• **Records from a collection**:
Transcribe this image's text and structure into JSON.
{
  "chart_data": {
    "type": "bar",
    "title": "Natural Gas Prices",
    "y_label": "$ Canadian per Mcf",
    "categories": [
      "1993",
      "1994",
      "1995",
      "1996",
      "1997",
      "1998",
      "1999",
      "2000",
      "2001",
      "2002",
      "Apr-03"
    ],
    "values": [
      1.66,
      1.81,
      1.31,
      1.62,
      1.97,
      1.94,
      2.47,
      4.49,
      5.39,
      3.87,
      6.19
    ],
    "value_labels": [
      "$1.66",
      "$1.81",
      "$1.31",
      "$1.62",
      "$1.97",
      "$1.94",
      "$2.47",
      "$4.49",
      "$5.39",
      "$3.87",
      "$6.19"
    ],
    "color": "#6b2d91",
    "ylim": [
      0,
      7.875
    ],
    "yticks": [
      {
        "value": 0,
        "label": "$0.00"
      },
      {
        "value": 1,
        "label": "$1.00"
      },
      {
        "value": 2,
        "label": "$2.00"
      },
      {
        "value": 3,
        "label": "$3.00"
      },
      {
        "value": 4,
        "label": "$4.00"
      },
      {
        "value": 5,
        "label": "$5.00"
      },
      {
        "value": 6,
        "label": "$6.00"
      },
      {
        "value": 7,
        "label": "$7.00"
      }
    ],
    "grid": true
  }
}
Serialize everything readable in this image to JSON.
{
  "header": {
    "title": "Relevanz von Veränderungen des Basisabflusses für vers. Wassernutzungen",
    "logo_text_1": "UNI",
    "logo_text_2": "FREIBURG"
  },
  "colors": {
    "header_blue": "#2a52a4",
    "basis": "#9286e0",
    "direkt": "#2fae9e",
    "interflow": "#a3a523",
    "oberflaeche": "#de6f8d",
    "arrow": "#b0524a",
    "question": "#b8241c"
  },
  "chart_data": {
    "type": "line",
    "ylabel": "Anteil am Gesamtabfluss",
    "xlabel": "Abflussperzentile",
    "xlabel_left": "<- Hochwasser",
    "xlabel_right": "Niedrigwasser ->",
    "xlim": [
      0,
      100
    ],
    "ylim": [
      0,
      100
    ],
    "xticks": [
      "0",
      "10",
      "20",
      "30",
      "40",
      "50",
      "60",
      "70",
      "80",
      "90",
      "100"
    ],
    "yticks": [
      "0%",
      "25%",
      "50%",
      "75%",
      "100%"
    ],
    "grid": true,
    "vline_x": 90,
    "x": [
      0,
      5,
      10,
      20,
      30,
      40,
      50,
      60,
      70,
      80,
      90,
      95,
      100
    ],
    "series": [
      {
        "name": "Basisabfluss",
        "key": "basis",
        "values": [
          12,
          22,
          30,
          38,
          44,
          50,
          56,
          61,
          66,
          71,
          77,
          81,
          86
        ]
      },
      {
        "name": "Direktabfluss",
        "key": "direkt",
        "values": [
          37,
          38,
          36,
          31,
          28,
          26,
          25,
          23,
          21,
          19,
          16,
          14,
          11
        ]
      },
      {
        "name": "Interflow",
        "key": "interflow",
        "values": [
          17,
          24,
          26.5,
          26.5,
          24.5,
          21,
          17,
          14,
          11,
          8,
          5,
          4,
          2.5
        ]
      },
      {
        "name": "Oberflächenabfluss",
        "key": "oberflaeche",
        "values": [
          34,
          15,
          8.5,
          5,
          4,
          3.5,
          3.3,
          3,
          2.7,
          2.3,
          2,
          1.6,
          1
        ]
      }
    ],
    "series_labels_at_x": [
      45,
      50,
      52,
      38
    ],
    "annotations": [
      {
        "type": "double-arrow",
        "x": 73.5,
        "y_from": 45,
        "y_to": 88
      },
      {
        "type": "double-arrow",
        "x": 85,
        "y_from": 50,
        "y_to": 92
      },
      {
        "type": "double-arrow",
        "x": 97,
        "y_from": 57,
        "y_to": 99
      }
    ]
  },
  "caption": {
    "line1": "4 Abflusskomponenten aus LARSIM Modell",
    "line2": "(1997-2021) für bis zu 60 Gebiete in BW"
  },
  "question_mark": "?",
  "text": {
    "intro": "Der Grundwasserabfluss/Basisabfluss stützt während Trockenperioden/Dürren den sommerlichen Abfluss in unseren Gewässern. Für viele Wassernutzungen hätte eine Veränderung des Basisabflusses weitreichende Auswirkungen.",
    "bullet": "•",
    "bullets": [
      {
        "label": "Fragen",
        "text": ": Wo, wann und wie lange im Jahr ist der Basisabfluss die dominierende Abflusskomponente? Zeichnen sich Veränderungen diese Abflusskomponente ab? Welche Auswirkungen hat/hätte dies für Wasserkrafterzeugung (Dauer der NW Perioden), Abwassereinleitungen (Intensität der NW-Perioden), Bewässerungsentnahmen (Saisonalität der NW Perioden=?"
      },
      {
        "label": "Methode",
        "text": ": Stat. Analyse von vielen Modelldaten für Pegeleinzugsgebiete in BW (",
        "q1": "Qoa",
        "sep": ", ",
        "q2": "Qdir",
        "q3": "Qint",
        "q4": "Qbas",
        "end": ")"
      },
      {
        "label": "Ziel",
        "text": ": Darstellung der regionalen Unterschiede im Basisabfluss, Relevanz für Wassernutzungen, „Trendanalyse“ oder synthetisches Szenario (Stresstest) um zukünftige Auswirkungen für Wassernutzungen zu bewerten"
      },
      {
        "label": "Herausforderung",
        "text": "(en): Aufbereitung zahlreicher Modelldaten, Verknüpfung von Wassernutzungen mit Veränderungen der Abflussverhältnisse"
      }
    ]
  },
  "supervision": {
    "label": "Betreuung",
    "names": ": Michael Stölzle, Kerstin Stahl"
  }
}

• **Request**:
Copy the material above back out, exactly as written.

• **Response for this exercise**:
Transcribe this image's text and structure into JSON.
{
  "chart_data": {
    "type": "bar",
    "title": "Natural Gas Prices",
    "y_label": "$ Canadian per Mcf",
    "categories": [
      "1993",
      "1994",
      "1995",
      "1996",
      "1997",
      "1998",
      "1999",
      "2000",
      "2001",
      "2002",
      "Apr-03"
    ],
    "values": [
      1.66,
      1.81,
      1.31,
      1.62,
      1.97,
      1.94,
      2.47,
      4.49,
      5.39,
      3.87,
      6.19
    ],
    "value_labels": [
      "$1.66",
      "$1.81",
      "$1.31",
      "$1.62",
      "$1.97",
      "$1.94",
      "$2.47",
      "$4.49",
      "$5.39",
      "$3.87",
      "$6.19"
    ],
    "color": "#6b2d91",
    "ylim": [
      0,
      7.875
    ],
    "yticks": [
      {
        "value": 0,
        "label": "$0.00"
      },
      {
        "value": 1,
        "label": "$1.00"
      },
      {
        "value": 2,
        "label": "$2.00"
      },
      {
        "value": 3,
        "label": "$3.00"
      },
      {
        "value": 4,
        "label": "$4.00"
      },
      {
        "value": 5,
        "label": "$5.00"
      },
      {
        "value": 6,
        "label": "$6.00"
      },
      {
        "value": 7,
        "label": "$7.00"
      }
    ],
    "grid": true
  }
}
Serialize everything readable in this image to JSON.
{
  "header": {
    "title": "Relevanz von Veränderungen des Basisabflusses für vers. Wassernutzungen",
    "logo_text_1": "UNI",
    "logo_text_2": "FREIBURG"
  },
  "colors": {
    "header_blue": "#2a52a4",
    "basis": "#9286e0",
    "direkt": "#2fae9e",
    "interflow": "#a3a523",
    "oberflaeche": "#de6f8d",
    "arrow": "#b0524a",
    "question": "#b8241c"
  },
  "chart_data": {
    "type": "line",
    "ylabel": "Anteil am Gesamtabfluss",
    "xlabel": "Abflussperzentile",
    "xlabel_left": "<- Hochwasser",
    "xlabel_right": "Niedrigwasser ->",
    "xlim": [
      0,
      100
    ],
    "ylim": [
      0,
      100
    ],
    "xticks": [
      "0",
      "10",
      "20",
      "30",
      "40",
      "50",
      "60",
      "70",
      "80",
      "90",
      "100"
    ],
    "yticks": [
      "0%",
      "25%",
      "50%",
      "75%",
      "100%"
    ],
    "grid": true,
    "vline_x": 90,
    "x": [
      0,
      5,
      10,
      20,
      30,
      40,
      50,
      60,
      70,
      80,
      90,
      95,
      100
    ],
    "series": [
      {
        "name": "Basisabfluss",
        "key": "basis",
        "values": [
          12,
          22,
          30,
          38,
          44,
          50,
          56,
          61,
          66,
          71,
          77,
          81,
          86
        ]
      },
      {
        "name": "Direktabfluss",
        "key": "direkt",
        "values": [
          37,
          38,
          36,
          31,
          28,
          26,
          25,
          23,
          21,
          19,
          16,
          14,
          11
        ]
      },
      {
        "name": "Interflow",
        "key": "interflow",
        "values": [
          17,
          24,
          26.5,
          26.5,
          24.5,
          21,
          17,
          14,
          11,
          8,
          5,
          4,
          2.5
        ]
      },
      {
        "name": "Oberflächenabfluss",
        "key": "oberflaeche",
        "values": [
          34,
          15,
          8.5,
          5,
          4,
          3.5,
          3.3,
          3,
          2.7,
          2.3,
          2,
          1.6,
          1
        ]
      }
    ],
    "series_labels_at_x": [
      45,
      50,
      52,
      38
    ],
    "annotations": [
      {
        "type": "double-arrow",
        "x": 73.5,
        "y_from": 45,
        "y_to": 88
      },
      {
        "type": "double-arrow",
        "x": 85,
        "y_from": 50,
        "y_to": 92
      },
      {
        "type": "double-arrow",
        "x": 97,
        "y_from": 57,
        "y_to": 99
      }
    ]
  },
  "caption": {
    "line1": "4 Abflusskomponenten aus LARSIM Modell",
    "line2": "(1997-2021) für bis zu 60 Gebiete in BW"
  },
  "question_mark": "?",
  "text": {
    "intro": "Der Grundwasserabfluss/Basisabfluss stützt während Trockenperioden/Dürren den sommerlichen Abfluss in unseren Gewässern. Für viele Wassernutzungen hätte eine Veränderung des Basisabflusses weitreichende Auswirkungen.",
    "bullet": "•",
    "bullets": [
      {
        "label": "Fragen",
        "text": ": Wo, wann und wie lange im Jahr ist der Basisabfluss die dominierende Abflusskomponente? Zeichnen sich Veränderungen diese Abflusskomponente ab? Welche Auswirkungen hat/hätte dies für Wasserkrafterzeugung (Dauer der NW Perioden), Abwassereinleitungen (Intensität der NW-Perioden), Bewässerungsentnahmen (Saisonalität der NW Perioden=?"
      },
      {
        "label": "Methode",
        "text": ": Stat. Analyse von vielen Modelldaten für Pegeleinzugsgebiete in BW (",
        "q1": "Qoa",
        "sep": ", ",
        "q2": "Qdir",
        "q3": "Qint",
        "q4": "Qbas",
        "end": ")"
      },
      {
        "label": "Ziel",
        "text": ": Darstellung der regionalen Unterschiede im Basisabfluss, Relevanz für Wassernutzungen, „Trendanalyse“ oder synthetisches Szenario (Stresstest) um zukünftige Auswirkungen für Wassernutzungen zu bewerten"
      },
      {
        "label": "Herausforderung",
        "text": "(en): Aufbereitung zahlreicher Modelldaten, Verknüpfung von Wassernutzungen mit Veränderungen der Abflussverhältnisse"
      }
    ]
  },
  "supervision": {
    "label": "Betreuung",
    "names": ": Michael Stölzle, Kerstin Stahl"
  }
}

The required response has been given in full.